- WRITTEN TASK -
State how many lines in the entries below contain "Automatic". Write nothing but the number.

[Begin EXERCISE MATERIALS]

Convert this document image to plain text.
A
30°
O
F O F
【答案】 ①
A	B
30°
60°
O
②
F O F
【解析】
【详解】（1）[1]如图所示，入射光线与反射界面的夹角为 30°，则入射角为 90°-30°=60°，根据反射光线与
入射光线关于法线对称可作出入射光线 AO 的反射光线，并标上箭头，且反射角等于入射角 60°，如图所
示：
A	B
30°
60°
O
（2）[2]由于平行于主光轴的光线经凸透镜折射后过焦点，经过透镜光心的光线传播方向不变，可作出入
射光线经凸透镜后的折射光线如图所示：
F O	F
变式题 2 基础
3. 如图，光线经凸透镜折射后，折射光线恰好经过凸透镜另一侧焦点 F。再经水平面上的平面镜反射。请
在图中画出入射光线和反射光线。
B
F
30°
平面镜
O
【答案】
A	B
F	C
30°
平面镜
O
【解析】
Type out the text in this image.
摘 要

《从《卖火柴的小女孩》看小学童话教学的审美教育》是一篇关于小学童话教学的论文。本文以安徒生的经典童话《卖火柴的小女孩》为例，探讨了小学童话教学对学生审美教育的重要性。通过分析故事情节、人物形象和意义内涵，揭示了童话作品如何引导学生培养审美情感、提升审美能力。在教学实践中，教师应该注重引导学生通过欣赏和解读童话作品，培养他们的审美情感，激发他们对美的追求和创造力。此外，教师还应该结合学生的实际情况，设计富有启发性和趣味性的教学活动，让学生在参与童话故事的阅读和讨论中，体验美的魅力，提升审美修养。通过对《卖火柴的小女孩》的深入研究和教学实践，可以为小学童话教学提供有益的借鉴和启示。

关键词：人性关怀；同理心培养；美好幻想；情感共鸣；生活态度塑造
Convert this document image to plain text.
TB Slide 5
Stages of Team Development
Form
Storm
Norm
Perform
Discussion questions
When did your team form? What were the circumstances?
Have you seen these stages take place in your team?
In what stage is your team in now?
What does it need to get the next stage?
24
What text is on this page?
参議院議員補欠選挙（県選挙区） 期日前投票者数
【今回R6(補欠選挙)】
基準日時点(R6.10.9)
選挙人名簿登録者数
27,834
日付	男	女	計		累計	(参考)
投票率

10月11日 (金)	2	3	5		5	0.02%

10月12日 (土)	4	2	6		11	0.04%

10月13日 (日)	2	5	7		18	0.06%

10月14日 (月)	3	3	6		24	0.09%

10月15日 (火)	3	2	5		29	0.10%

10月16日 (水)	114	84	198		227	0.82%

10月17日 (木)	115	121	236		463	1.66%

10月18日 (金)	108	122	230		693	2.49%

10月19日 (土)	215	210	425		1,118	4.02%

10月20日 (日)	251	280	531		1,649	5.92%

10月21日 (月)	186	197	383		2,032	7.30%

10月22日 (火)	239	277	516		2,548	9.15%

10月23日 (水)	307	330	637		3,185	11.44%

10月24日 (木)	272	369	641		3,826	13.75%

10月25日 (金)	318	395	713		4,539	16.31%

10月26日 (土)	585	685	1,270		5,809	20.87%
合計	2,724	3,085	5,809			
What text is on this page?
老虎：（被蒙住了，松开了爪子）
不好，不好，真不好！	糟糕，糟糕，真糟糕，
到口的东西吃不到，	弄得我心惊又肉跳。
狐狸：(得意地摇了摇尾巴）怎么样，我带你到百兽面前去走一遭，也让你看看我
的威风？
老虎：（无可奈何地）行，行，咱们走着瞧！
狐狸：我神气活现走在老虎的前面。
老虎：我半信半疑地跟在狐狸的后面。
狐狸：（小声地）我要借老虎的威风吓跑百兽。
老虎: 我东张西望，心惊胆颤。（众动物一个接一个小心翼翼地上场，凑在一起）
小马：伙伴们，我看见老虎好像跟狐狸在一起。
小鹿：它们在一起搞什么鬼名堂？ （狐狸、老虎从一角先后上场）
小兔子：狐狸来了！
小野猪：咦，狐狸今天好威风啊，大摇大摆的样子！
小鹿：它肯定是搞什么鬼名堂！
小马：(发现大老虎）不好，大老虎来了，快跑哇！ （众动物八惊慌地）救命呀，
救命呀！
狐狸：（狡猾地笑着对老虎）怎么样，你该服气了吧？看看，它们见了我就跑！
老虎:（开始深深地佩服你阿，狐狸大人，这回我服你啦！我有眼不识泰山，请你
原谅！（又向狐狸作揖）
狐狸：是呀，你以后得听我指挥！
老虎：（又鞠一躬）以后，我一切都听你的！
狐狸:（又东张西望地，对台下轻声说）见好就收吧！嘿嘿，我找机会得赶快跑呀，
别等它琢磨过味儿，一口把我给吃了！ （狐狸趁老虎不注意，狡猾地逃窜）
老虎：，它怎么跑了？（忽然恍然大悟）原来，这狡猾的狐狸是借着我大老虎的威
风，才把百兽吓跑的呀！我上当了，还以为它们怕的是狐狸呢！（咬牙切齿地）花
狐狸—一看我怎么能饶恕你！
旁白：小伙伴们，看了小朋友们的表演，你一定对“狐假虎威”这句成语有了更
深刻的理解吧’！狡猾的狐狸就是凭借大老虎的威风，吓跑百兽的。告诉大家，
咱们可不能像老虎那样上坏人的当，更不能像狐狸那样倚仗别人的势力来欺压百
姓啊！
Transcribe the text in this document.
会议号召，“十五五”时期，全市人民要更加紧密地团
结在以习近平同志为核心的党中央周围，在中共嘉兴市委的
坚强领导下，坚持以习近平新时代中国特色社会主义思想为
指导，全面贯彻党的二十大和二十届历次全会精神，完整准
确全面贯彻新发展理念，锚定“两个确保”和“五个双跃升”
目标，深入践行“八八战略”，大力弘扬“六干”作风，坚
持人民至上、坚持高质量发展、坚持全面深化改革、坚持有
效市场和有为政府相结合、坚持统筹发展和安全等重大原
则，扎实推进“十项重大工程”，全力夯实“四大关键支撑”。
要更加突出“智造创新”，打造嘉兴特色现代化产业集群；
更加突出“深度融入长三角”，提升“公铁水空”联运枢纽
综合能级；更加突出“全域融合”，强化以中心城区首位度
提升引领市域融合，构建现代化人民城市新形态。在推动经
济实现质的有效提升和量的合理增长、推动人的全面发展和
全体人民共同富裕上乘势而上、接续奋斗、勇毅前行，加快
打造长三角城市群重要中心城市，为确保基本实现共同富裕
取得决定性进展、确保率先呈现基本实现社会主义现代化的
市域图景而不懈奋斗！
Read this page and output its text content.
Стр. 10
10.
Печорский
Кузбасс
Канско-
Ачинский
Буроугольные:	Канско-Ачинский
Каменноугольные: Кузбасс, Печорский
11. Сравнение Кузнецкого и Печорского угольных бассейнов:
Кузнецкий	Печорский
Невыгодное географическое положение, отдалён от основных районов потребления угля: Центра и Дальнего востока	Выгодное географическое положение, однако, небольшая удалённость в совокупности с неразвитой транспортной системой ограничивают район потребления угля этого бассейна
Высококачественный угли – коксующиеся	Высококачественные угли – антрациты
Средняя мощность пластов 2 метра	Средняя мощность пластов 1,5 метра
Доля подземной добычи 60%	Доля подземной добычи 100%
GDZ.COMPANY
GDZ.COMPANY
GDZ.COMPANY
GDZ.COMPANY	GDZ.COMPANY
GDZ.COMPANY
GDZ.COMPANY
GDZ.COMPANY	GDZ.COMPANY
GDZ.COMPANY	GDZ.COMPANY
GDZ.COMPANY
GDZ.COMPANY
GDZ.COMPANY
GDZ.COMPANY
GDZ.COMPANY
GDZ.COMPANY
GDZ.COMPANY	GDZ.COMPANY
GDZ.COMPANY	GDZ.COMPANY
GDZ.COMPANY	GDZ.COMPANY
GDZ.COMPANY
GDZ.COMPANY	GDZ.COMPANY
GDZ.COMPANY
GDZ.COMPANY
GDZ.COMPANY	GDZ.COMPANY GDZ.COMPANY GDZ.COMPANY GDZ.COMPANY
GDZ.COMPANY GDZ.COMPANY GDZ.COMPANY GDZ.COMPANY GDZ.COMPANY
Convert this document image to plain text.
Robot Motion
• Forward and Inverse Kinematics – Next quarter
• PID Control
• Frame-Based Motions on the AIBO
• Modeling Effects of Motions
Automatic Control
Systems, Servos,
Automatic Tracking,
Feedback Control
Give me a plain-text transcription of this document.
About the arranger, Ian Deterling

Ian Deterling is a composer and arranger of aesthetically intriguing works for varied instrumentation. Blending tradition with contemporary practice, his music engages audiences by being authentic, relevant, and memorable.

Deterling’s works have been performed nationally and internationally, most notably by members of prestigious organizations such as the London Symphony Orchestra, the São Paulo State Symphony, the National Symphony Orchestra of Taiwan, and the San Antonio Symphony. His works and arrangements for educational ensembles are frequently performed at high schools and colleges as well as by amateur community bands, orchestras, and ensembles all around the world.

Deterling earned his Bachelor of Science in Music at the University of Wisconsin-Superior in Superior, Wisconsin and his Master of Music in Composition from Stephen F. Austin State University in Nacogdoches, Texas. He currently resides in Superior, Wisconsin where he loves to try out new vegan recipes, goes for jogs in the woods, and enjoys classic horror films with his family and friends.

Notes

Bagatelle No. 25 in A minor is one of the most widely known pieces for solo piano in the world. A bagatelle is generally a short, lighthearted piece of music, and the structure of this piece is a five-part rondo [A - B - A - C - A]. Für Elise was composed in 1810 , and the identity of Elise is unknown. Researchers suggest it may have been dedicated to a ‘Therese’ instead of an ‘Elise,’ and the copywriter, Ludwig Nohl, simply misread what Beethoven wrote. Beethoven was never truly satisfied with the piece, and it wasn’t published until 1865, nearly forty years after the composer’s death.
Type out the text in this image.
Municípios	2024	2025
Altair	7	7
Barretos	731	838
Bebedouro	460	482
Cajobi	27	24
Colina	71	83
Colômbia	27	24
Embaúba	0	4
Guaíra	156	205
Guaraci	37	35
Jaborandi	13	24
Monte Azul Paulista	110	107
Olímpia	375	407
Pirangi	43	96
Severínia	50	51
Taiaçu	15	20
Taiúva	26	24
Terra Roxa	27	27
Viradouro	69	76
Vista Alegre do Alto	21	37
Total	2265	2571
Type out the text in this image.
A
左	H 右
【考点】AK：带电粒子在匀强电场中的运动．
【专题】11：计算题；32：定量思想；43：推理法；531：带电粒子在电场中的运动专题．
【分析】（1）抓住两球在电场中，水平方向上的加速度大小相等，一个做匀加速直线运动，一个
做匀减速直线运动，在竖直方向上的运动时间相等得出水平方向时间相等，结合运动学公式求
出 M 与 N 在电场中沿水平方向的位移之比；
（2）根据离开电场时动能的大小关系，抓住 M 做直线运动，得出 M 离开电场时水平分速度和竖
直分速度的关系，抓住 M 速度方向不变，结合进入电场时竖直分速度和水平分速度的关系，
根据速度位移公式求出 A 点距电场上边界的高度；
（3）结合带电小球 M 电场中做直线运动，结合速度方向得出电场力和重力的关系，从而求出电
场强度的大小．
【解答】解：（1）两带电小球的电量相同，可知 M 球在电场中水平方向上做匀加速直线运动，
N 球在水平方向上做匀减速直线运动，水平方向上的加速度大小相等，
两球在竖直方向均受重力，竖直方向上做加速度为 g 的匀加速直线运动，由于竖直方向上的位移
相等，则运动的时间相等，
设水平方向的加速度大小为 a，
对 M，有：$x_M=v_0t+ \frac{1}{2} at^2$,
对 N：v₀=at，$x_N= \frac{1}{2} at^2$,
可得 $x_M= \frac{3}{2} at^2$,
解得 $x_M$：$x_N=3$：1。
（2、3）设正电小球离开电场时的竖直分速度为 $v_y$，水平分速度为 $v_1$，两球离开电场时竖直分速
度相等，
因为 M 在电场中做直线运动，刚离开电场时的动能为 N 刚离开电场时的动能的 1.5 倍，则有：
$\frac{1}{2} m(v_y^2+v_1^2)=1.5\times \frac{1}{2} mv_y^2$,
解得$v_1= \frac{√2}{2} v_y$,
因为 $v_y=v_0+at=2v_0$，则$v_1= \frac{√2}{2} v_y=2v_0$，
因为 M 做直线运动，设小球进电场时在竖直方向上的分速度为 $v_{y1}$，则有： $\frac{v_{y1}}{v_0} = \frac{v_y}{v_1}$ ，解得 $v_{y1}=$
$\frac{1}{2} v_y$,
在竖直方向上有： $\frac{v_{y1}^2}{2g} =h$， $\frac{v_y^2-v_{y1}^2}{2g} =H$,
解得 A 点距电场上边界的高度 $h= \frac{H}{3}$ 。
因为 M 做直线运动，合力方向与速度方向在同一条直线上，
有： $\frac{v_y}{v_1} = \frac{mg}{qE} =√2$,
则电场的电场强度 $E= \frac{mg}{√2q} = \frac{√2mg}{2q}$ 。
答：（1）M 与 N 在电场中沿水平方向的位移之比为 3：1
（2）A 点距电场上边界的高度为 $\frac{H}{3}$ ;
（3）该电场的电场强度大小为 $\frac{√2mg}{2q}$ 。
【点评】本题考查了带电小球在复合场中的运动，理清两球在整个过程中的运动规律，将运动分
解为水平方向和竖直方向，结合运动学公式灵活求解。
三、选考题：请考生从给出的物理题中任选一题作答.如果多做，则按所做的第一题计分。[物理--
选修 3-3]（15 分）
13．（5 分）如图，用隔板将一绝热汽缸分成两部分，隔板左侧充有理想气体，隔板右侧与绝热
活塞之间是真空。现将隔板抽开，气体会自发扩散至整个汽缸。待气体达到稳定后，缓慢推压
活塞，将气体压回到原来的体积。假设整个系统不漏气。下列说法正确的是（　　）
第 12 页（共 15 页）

[End EXERCISE MATERIALS]

- FULL RESPONSE -
2